(Layout records)
..............................
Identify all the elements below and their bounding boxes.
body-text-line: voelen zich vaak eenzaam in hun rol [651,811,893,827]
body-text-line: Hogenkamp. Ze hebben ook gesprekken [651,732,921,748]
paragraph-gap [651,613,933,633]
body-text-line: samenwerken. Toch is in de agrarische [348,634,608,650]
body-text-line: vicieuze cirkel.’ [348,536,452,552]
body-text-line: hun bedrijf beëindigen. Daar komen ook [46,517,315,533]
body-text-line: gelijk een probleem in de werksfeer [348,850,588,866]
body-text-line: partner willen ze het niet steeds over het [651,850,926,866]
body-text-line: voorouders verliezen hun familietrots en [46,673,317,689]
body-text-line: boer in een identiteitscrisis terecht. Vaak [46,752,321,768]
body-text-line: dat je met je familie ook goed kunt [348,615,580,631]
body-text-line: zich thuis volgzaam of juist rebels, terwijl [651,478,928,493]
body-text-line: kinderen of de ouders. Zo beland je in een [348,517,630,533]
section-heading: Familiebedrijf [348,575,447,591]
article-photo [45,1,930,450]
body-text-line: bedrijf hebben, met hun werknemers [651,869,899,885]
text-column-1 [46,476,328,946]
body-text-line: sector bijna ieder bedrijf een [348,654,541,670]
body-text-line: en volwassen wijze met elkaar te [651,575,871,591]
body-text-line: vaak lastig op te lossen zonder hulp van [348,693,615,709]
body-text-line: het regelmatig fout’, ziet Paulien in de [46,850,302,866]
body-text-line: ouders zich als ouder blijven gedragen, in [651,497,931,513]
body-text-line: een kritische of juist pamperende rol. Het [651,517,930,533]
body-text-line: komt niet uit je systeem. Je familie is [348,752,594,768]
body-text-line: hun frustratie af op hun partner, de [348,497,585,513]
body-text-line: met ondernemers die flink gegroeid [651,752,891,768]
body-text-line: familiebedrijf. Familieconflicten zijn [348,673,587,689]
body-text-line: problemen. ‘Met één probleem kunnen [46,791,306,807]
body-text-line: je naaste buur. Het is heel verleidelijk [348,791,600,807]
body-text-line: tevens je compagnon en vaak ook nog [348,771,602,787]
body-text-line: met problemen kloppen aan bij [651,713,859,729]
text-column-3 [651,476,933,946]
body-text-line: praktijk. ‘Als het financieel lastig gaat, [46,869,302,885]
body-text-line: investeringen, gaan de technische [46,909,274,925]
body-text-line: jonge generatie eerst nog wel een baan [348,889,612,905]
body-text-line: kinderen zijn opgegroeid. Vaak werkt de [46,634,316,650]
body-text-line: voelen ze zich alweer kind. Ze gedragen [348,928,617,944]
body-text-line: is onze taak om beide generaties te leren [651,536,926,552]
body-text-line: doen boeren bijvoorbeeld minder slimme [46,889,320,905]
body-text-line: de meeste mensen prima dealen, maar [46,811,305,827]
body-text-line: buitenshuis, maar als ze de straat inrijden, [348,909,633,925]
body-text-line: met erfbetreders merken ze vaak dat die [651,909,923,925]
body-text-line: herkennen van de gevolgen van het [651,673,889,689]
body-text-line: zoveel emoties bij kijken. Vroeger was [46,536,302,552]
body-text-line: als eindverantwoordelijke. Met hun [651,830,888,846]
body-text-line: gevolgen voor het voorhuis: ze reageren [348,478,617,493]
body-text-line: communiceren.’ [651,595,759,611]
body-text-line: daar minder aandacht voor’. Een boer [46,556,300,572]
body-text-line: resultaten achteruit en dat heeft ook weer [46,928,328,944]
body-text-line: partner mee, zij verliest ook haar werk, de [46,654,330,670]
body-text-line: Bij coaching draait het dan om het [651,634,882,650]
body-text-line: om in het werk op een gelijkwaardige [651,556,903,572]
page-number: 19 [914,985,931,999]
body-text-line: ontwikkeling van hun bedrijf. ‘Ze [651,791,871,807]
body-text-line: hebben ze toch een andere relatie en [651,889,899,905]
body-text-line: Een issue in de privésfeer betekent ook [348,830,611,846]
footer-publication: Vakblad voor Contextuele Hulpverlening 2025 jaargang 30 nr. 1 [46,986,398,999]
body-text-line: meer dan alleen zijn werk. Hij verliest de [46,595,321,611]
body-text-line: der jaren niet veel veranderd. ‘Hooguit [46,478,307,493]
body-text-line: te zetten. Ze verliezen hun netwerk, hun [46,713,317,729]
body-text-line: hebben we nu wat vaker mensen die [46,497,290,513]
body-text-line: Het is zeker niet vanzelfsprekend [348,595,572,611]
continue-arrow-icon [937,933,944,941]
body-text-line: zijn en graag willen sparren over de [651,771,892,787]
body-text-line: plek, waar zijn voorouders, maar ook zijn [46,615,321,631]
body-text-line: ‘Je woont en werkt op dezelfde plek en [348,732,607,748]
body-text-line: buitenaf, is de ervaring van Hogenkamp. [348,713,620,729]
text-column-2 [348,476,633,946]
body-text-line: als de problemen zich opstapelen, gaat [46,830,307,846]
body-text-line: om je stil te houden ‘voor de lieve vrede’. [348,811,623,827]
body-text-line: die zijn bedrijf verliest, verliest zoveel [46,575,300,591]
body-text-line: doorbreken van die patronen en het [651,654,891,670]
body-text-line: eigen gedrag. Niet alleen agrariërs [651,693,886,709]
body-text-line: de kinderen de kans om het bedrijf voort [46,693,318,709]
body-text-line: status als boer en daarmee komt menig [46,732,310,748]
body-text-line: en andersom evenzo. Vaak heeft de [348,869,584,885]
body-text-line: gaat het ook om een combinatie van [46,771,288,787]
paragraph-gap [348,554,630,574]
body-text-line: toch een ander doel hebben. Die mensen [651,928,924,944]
..............................
Write out the records from the first line up to and including the line with "body-text-line: een kritische", substituting "Boerenbedrijf" for "Familiebedrijf" and keeping all else the same.

Identify all the elements below and their bounding boxes.
body-text-line: voelen zich vaak eenzaam in hun rol [651,811,893,827]
body-text-line: Hogenkamp. Ze hebben ook gesprekken [651,732,921,748]
paragraph-gap [651,613,933,633]
body-text-line: samenwerken. Toch is in de agrarische [348,634,608,650]
body-text-line: vicieuze cirkel.’ [348,536,452,552]
body-text-line: hun bedrijf beëindigen. Daar komen ook [46,517,315,533]
body-text-line: gelijk een probleem in de werksfeer [348,850,588,866]
body-text-line: partner willen ze het niet steeds over het [651,850,926,866]
body-text-line: voorouders verliezen hun familietrots en [46,673,317,689]
body-text-line: boer in een identiteitscrisis terecht. Vaak [46,752,321,768]
body-text-line: dat je met je familie ook goed kunt [348,615,580,631]
body-text-line: zich thuis volgzaam of juist rebels, terwijl [651,478,928,493]
body-text-line: kinderen of de ouders. Zo beland je in een [348,517,630,533]
section-heading: Boerenbedrijf [348,575,447,591]
article-photo [45,1,930,450]
body-text-line: bedrijf hebben, met hun werknemers [651,869,899,885]
text-column-1 [46,476,328,946]
body-text-line: sector bijna ieder bedrijf een [348,654,541,670]
body-text-line: en volwassen wijze met elkaar te [651,575,871,591]
body-text-line: vaak lastig op te lossen zonder hulp van [348,693,615,709]
body-text-line: het regelmatig fout’, ziet Paulien in de [46,850,302,866]
body-text-line: ouders zich als ouder blijven gedragen, in [651,497,931,513]
body-text-line: een kritische of juist pamperende rol. Het [651,517,930,533]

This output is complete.